▸ TASK REQUIREMENTS: Copy out every line that contains the word "JSON".

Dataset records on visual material
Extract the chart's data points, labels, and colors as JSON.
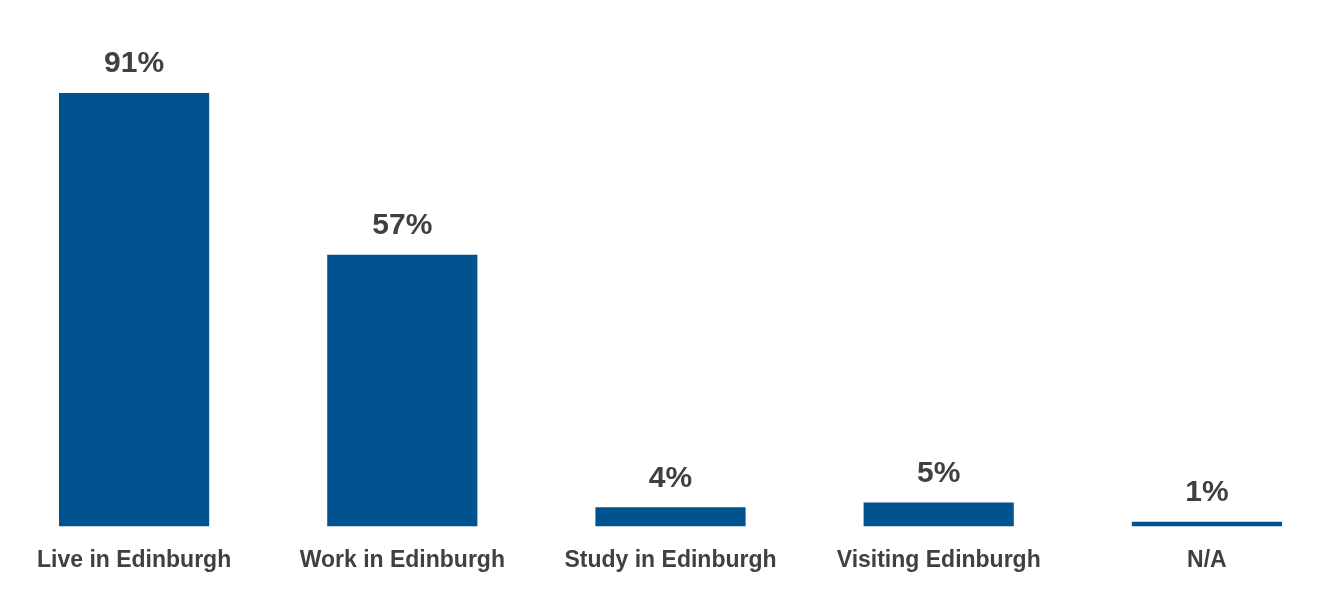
{
  "chart_data": {
    "type": "bar",
    "categories": [
      "Live in Edinburgh",
      "Work in Edinburgh",
      "Study in Edinburgh",
      "Visiting Edinburgh",
      "N/A"
    ],
    "values": [
      91,
      57,
      4,
      5,
      1
    ],
    "value_labels": [
      "91%",
      "57%",
      "4%",
      "5%",
      "1%"
    ],
    "color": "#00538f",
    "grid": false,
    "legend": false
  }
}
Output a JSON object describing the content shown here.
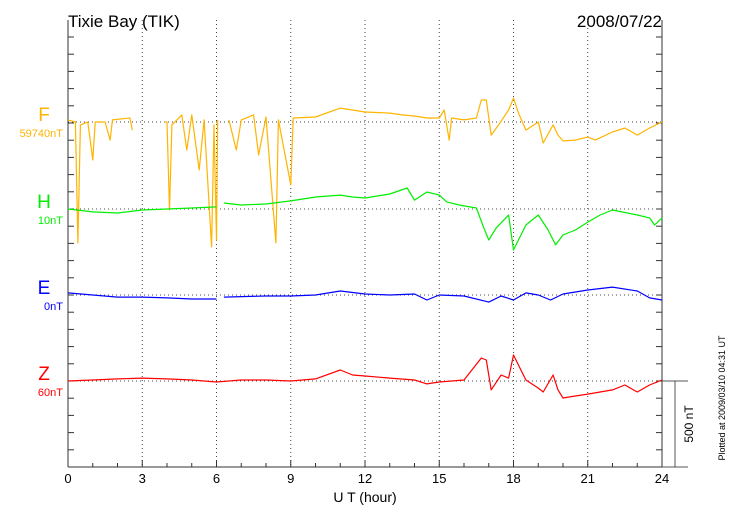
{
  "chart_data": {
    "type": "line",
    "title": "Tixie Bay (TIK)",
    "date": "2008/07/22",
    "xlabel": "U T (hour)",
    "xlim": [
      0,
      24
    ],
    "xticks": [
      "0",
      "3",
      "6",
      "9",
      "12",
      "15",
      "18",
      "21",
      "24"
    ],
    "grid": true,
    "scale_bar_label": "500 nT",
    "footer": "Plotted at 2009/03/10 04:31 UT",
    "series": [
      {
        "name": "F",
        "offset_label": "59740nT",
        "color": "#ffb400",
        "points": [
          [
            0,
            12
          ],
          [
            0.3,
            0
          ],
          [
            0.4,
            -703
          ],
          [
            0.5,
            -17
          ],
          [
            0.8,
            0
          ],
          [
            1.0,
            -221
          ],
          [
            1.1,
            0
          ],
          [
            1.5,
            0
          ],
          [
            1.7,
            -105
          ],
          [
            1.8,
            12
          ],
          [
            2.5,
            23
          ],
          [
            2.6,
            -47
          ],
          null,
          [
            3.9,
            0
          ],
          [
            4.0,
            0
          ],
          [
            4.1,
            -511
          ],
          [
            4.2,
            -17
          ],
          [
            4.6,
            41
          ],
          [
            4.8,
            -163
          ],
          [
            5.0,
            41
          ],
          [
            5.3,
            -279
          ],
          [
            5.5,
            12
          ],
          [
            5.8,
            -726
          ],
          [
            5.9,
            -17
          ],
          [
            6.0,
            -686
          ],
          [
            6.05,
            12
          ],
          null,
          [
            6.5,
            12
          ],
          [
            6.8,
            -163
          ],
          [
            7.0,
            12
          ],
          [
            7.5,
            41
          ],
          [
            7.7,
            -192
          ],
          [
            8.0,
            29
          ],
          [
            8.4,
            -703
          ],
          [
            8.5,
            12
          ],
          [
            9.0,
            -366
          ],
          [
            9.1,
            23
          ],
          [
            10,
            29
          ],
          [
            11,
            81
          ],
          [
            11.5,
            70
          ],
          [
            12,
            58
          ],
          [
            13,
            52
          ],
          [
            13.5,
            41
          ],
          [
            14,
            35
          ],
          [
            14.5,
            23
          ],
          [
            15,
            23
          ],
          [
            15.2,
            70
          ],
          [
            15.4,
            -105
          ],
          [
            15.5,
            23
          ],
          [
            16,
            12
          ],
          [
            16.5,
            23
          ],
          [
            16.7,
            128
          ],
          [
            16.9,
            128
          ],
          [
            17.1,
            -76
          ],
          [
            17.4,
            -17
          ],
          [
            17.8,
            70
          ],
          [
            18,
            139
          ],
          [
            18.2,
            52
          ],
          [
            18.5,
            -47
          ],
          [
            19,
            0
          ],
          [
            19.2,
            -122
          ],
          [
            19.6,
            -17
          ],
          [
            19.8,
            -76
          ],
          [
            20,
            -110
          ],
          [
            20.5,
            -105
          ],
          [
            21,
            -87
          ],
          [
            21.3,
            -105
          ],
          [
            22,
            -58
          ],
          [
            22.5,
            -35
          ],
          [
            23,
            -76
          ],
          [
            23.5,
            -35
          ],
          [
            24,
            0
          ]
        ]
      },
      {
        "name": "H",
        "offset_label": "10nT",
        "color": "#00ee00",
        "points": [
          [
            0,
            0
          ],
          [
            1,
            -17
          ],
          [
            2,
            -23
          ],
          [
            3,
            -6
          ],
          [
            4,
            0
          ],
          [
            5,
            6
          ],
          [
            6,
            12
          ],
          null,
          [
            6.3,
            35
          ],
          [
            7,
            23
          ],
          [
            8,
            29
          ],
          [
            9,
            47
          ],
          [
            10,
            70
          ],
          [
            11,
            81
          ],
          [
            11.5,
            70
          ],
          [
            12,
            64
          ],
          [
            13,
            87
          ],
          [
            13.7,
            122
          ],
          [
            14,
            52
          ],
          [
            14.5,
            99
          ],
          [
            15,
            81
          ],
          [
            15.3,
            41
          ],
          [
            15.8,
            23
          ],
          [
            16.5,
            6
          ],
          [
            16.8,
            -110
          ],
          [
            17,
            -180
          ],
          [
            17.3,
            -110
          ],
          [
            17.8,
            -35
          ],
          [
            18,
            -238
          ],
          [
            18.5,
            -93
          ],
          [
            19,
            -35
          ],
          [
            19.4,
            -122
          ],
          [
            19.7,
            -209
          ],
          [
            20,
            -151
          ],
          [
            20.5,
            -122
          ],
          [
            21,
            -76
          ],
          [
            21.5,
            -35
          ],
          [
            22,
            -6
          ],
          [
            23,
            -35
          ],
          [
            23.5,
            -52
          ],
          [
            23.7,
            -93
          ],
          [
            24,
            -52
          ]
        ]
      },
      {
        "name": "E",
        "offset_label": "0nT",
        "color": "#0000ff",
        "points": [
          [
            0,
            12
          ],
          [
            1,
            0
          ],
          [
            2,
            -12
          ],
          [
            3,
            -12
          ],
          [
            4,
            -17
          ],
          [
            5,
            -23
          ],
          [
            6,
            -23
          ],
          null,
          [
            6.3,
            -12
          ],
          [
            8,
            -6
          ],
          [
            9,
            -6
          ],
          [
            10,
            0
          ],
          [
            11,
            23
          ],
          [
            12,
            6
          ],
          [
            13,
            0
          ],
          [
            14,
            6
          ],
          [
            14.5,
            -29
          ],
          [
            15,
            0
          ],
          [
            16,
            -6
          ],
          [
            17,
            -41
          ],
          [
            17.5,
            -6
          ],
          [
            18,
            -29
          ],
          [
            18.5,
            12
          ],
          [
            19,
            0
          ],
          [
            19.5,
            -29
          ],
          [
            20,
            6
          ],
          [
            21,
            29
          ],
          [
            22,
            46
          ],
          [
            23,
            23
          ],
          [
            23.5,
            -17
          ],
          [
            24,
            -29
          ]
        ]
      },
      {
        "name": "Z",
        "offset_label": "60nT",
        "color": "#ff0000",
        "points": [
          [
            0,
            0
          ],
          [
            1,
            6
          ],
          [
            2,
            12
          ],
          [
            3,
            17
          ],
          [
            4,
            12
          ],
          [
            5,
            6
          ],
          [
            6,
            -6
          ],
          [
            7,
            6
          ],
          [
            8,
            6
          ],
          [
            9,
            0
          ],
          [
            10,
            12
          ],
          [
            11,
            64
          ],
          [
            11.5,
            35
          ],
          [
            12,
            29
          ],
          [
            13,
            17
          ],
          [
            14,
            6
          ],
          [
            14.5,
            -17
          ],
          [
            15,
            -6
          ],
          [
            16,
            6
          ],
          [
            16.7,
            134
          ],
          [
            16.9,
            122
          ],
          [
            17.1,
            -52
          ],
          [
            17.5,
            35
          ],
          [
            17.8,
            17
          ],
          [
            18,
            151
          ],
          [
            18.3,
            64
          ],
          [
            18.5,
            6
          ],
          [
            19,
            -41
          ],
          [
            19.2,
            -64
          ],
          [
            19.6,
            35
          ],
          [
            19.8,
            -52
          ],
          [
            20,
            -99
          ],
          [
            20.5,
            -87
          ],
          [
            21,
            -76
          ],
          [
            21.5,
            -64
          ],
          [
            22,
            -52
          ],
          [
            22.5,
            -23
          ],
          [
            23,
            -64
          ],
          [
            23.5,
            -23
          ],
          [
            24,
            6
          ]
        ]
      }
    ]
  }
}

▸ PROBLEM SOLUTION:
Extract the chart's data points, labels, and colors as JSON.
Output a JSON object describing the content shown here.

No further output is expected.